Element and coordinate listing
START

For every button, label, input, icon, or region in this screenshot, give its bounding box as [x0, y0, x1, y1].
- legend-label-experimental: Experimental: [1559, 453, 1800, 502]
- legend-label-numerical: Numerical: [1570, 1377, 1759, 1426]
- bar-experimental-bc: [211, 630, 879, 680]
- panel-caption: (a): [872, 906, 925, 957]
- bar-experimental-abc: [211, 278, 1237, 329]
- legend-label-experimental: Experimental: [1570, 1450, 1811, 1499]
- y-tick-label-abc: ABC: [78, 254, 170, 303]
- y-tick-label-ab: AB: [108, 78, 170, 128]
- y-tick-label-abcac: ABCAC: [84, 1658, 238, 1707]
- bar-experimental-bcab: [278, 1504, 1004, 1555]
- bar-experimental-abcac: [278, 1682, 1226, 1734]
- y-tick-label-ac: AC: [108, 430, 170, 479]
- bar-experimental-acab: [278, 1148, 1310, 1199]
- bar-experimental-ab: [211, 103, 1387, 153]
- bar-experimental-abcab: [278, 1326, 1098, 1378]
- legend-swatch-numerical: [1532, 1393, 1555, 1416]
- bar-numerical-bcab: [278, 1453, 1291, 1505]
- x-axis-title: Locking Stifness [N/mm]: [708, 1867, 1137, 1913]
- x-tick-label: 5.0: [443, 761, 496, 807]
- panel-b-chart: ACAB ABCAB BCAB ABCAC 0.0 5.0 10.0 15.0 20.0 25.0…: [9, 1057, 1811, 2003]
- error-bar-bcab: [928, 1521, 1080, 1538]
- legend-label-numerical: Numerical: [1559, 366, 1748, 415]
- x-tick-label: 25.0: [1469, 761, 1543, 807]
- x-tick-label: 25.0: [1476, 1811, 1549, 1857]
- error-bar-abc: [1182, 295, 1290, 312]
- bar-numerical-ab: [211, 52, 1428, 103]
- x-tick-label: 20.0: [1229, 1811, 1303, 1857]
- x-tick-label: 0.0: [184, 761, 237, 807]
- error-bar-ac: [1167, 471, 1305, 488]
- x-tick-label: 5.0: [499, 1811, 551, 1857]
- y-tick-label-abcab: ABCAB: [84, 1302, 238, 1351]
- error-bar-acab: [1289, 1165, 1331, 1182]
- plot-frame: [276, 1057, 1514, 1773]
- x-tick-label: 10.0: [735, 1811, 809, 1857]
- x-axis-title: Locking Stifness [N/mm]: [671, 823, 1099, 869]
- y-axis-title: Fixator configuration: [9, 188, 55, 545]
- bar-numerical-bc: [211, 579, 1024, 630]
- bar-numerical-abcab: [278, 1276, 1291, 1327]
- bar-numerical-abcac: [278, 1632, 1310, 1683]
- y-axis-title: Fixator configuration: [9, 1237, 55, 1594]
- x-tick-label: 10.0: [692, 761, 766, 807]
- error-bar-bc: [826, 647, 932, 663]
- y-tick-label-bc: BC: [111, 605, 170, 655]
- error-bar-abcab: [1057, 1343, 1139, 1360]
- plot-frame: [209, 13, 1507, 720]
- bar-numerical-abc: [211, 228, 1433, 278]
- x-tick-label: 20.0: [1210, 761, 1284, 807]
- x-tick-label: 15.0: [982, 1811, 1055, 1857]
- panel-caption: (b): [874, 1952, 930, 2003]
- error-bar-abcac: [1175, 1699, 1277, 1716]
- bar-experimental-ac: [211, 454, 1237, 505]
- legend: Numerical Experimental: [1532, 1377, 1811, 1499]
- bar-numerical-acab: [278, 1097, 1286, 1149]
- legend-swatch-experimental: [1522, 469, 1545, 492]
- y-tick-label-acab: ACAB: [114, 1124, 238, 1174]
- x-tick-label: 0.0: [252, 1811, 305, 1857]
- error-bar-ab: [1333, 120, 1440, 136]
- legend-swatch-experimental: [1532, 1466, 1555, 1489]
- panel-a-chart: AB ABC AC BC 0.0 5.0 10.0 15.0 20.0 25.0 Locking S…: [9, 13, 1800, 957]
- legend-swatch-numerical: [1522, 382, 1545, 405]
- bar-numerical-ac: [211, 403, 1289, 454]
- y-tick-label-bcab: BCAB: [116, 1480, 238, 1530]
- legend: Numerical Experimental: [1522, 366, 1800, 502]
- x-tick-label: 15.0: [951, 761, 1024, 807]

END
START

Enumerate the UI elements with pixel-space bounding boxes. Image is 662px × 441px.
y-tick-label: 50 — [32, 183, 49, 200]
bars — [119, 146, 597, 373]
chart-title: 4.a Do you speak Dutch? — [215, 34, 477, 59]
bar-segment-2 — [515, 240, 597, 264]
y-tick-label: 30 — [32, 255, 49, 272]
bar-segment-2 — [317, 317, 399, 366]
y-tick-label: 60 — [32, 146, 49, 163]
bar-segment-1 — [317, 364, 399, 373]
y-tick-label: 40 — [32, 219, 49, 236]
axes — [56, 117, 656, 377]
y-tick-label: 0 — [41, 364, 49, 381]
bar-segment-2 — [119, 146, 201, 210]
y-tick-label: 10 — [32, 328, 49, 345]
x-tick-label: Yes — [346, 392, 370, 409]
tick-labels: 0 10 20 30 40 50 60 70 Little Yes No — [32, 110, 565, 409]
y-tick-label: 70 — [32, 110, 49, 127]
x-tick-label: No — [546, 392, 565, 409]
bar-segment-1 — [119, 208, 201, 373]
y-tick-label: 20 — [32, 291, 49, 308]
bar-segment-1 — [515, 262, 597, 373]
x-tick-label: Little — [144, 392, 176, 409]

END

Print, without any change, the lines of the listing above from the line containing "For every button, label, input, icon, or" through the line containing "- y-tick-label-ab: AB: [108, 78, 170, 128]", including both of those lines.

For every button, label, input, icon, or region in this screenshot, give its bounding box as [x0, y0, x1, y1].
- legend-label-experimental: Experimental: [1559, 453, 1800, 502]
- legend-label-numerical: Numerical: [1570, 1377, 1759, 1426]
- bar-experimental-bc: [211, 630, 879, 680]
- panel-caption: (a): [872, 906, 925, 957]
- bar-experimental-abc: [211, 278, 1237, 329]
- legend-label-experimental: Experimental: [1570, 1450, 1811, 1499]
- y-tick-label-abc: ABC: [78, 254, 170, 303]
- y-tick-label-ab: AB: [108, 78, 170, 128]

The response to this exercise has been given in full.